Given task.
Set down every record once more, exactly as given.

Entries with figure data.

◆ ◆ ◆

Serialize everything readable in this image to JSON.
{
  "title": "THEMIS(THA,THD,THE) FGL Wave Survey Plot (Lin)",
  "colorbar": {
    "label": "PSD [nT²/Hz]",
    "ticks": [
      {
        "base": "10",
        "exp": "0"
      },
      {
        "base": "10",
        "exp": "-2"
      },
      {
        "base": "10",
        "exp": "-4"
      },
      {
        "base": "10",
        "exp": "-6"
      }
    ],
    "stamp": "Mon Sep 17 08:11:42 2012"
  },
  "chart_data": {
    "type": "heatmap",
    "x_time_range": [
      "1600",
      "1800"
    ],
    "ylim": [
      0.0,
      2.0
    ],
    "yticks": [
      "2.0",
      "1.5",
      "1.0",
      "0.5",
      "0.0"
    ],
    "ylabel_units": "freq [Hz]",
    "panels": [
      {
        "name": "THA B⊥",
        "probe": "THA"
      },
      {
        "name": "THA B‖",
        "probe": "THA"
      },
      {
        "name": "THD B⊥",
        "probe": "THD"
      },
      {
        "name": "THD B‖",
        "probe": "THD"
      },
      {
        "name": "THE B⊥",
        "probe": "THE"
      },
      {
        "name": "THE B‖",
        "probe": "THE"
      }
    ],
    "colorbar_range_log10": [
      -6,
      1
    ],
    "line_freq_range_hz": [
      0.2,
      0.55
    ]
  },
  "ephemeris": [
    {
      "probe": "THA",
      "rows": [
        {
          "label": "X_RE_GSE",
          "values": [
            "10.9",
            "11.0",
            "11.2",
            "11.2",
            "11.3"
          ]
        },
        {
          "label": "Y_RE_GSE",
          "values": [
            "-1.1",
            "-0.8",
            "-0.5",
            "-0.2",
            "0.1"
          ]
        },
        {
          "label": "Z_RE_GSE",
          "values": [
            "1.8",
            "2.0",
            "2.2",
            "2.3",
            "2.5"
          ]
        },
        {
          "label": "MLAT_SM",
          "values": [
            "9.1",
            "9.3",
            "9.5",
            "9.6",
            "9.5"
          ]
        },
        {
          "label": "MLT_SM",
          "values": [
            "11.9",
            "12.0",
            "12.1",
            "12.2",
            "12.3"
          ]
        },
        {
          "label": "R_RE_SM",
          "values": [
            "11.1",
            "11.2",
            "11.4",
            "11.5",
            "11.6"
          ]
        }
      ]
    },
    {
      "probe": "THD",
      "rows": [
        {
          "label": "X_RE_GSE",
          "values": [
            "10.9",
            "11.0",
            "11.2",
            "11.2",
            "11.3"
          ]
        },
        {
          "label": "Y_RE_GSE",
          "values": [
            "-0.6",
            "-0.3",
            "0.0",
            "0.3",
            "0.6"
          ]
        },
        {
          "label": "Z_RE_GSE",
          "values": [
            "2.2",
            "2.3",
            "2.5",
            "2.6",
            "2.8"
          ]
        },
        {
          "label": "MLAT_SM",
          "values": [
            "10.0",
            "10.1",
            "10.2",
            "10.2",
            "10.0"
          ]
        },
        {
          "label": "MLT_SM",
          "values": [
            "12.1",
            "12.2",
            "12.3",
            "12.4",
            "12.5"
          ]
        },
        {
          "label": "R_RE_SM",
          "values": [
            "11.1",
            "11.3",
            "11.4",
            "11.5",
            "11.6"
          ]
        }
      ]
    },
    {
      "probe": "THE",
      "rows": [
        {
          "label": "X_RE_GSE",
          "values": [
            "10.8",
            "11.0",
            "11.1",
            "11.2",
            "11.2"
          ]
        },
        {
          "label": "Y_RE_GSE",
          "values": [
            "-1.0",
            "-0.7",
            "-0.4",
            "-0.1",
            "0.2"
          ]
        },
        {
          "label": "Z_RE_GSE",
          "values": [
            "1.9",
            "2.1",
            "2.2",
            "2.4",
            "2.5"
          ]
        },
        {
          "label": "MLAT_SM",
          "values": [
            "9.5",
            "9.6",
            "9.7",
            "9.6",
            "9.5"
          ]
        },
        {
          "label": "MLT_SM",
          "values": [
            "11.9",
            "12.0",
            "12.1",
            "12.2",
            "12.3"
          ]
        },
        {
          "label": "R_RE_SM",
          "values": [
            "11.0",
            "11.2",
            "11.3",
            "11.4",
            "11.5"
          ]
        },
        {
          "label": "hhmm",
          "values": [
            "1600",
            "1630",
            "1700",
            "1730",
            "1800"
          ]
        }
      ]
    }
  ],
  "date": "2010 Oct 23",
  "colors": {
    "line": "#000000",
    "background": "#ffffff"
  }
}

◆ ◆ ◆

Task result.
Serialize everything readable in this image to JSON.
{
  "title": "THEMIS(THA,THD,THE) FGL Wave Survey Plot (Lin)",
  "colorbar": {
    "label": "PSD [nT²/Hz]",
    "ticks": [
      {
        "base": "10",
        "exp": "0"
      },
      {
        "base": "10",
        "exp": "-2"
      },
      {
        "base": "10",
        "exp": "-4"
      },
      {
        "base": "10",
        "exp": "-6"
      }
    ],
    "stamp": "Mon Sep 17 08:11:42 2012"
  },
  "chart_data": {
    "type": "heatmap",
    "x_time_range": [
      "1600",
      "1800"
    ],
    "ylim": [
      0.0,
      2.0
    ],
    "yticks": [
      "2.0",
      "1.5",
      "1.0",
      "0.5",
      "0.0"
    ],
    "ylabel_units": "freq [Hz]",
    "panels": [
      {
        "name": "THA B⊥",
        "probe": "THA"
      },
      {
        "name": "THA B‖",
        "probe": "THA"
      },
      {
        "name": "THD B⊥",
        "probe": "THD"
      },
      {
        "name": "THD B‖",
        "probe": "THD"
      },
      {
        "name": "THE B⊥",
        "probe": "THE"
      },
      {
        "name": "THE B‖",
        "probe": "THE"
      }
    ],
    "colorbar_range_log10": [
      -6,
      1
    ],
    "line_freq_range_hz": [
      0.2,
      0.55
    ]
  },
  "ephemeris": [
    {
      "probe": "THA",
      "rows": [
        {
          "label": "X_RE_GSE",
          "values": [
            "10.9",
            "11.0",
            "11.2",
            "11.2",
            "11.3"
          ]
        },
        {
          "label": "Y_RE_GSE",
          "values": [
            "-1.1",
            "-0.8",
            "-0.5",
            "-0.2",
            "0.1"
          ]
        },
        {
          "label": "Z_RE_GSE",
          "values": [
            "1.8",
            "2.0",
            "2.2",
            "2.3",
            "2.5"
          ]
        },
        {
          "label": "MLAT_SM",
          "values": [
            "9.1",
            "9.3",
            "9.5",
            "9.6",
            "9.5"
          ]
        },
        {
          "label": "MLT_SM",
          "values": [
            "11.9",
            "12.0",
            "12.1",
            "12.2",
            "12.3"
          ]
        },
        {
          "label": "R_RE_SM",
          "values": [
            "11.1",
            "11.2",
            "11.4",
            "11.5",
            "11.6"
          ]
        }
      ]
    },
    {
      "probe": "THD",
      "rows": [
        {
          "label": "X_RE_GSE",
          "values": [
            "10.9",
            "11.0",
            "11.2",
            "11.2",
            "11.3"
          ]
        },
        {
          "label": "Y_RE_GSE",
          "values": [
            "-0.6",
            "-0.3",
            "0.0",
            "0.3",
            "0.6"
          ]
        },
        {
          "label": "Z_RE_GSE",
          "values": [
            "2.2",
            "2.3",
            "2.5",
            "2.6",
            "2.8"
          ]
        },
        {
          "label": "MLAT_SM",
          "values": [
            "10.0",
            "10.1",
            "10.2",
            "10.2",
            "10.0"
          ]
        },
        {
          "label": "MLT_SM",
          "values": [
            "12.1",
            "12.2",
            "12.3",
            "12.4",
            "12.5"
          ]
        },
        {
          "label": "R_RE_SM",
          "values": [
            "11.1",
            "11.3",
            "11.4",
            "11.5",
            "11.6"
          ]
        }
      ]
    },
    {
      "probe": "THE",
      "rows": [
        {
          "label": "X_RE_GSE",
          "values": [
            "10.8",
            "11.0",
            "11.1",
            "11.2",
            "11.2"
          ]
        },
        {
          "label": "Y_RE_GSE",
          "values": [
            "-1.0",
            "-0.7",
            "-0.4",
            "-0.1",
            "0.2"
          ]
        },
        {
          "label": "Z_RE_GSE",
          "values": [
            "1.9",
            "2.1",
            "2.2",
            "2.4",
            "2.5"
          ]
        },
        {
          "label": "MLAT_SM",
          "values": [
            "9.5",
            "9.6",
            "9.7",
            "9.6",
            "9.5"
          ]
        },
        {
          "label": "MLT_SM",
          "values": [
            "11.9",
            "12.0",
            "12.1",
            "12.2",
            "12.3"
          ]
        },
        {
          "label": "R_RE_SM",
          "values": [
            "11.0",
            "11.2",
            "11.3",
            "11.4",
            "11.5"
          ]
        },
        {
          "label": "hhmm",
          "values": [
            "1600",
            "1630",
            "1700",
            "1730",
            "1800"
          ]
        }
      ]
    }
  ],
  "date": "2010 Oct 23",
  "colors": {
    "line": "#000000",
    "background": "#ffffff"
  }
}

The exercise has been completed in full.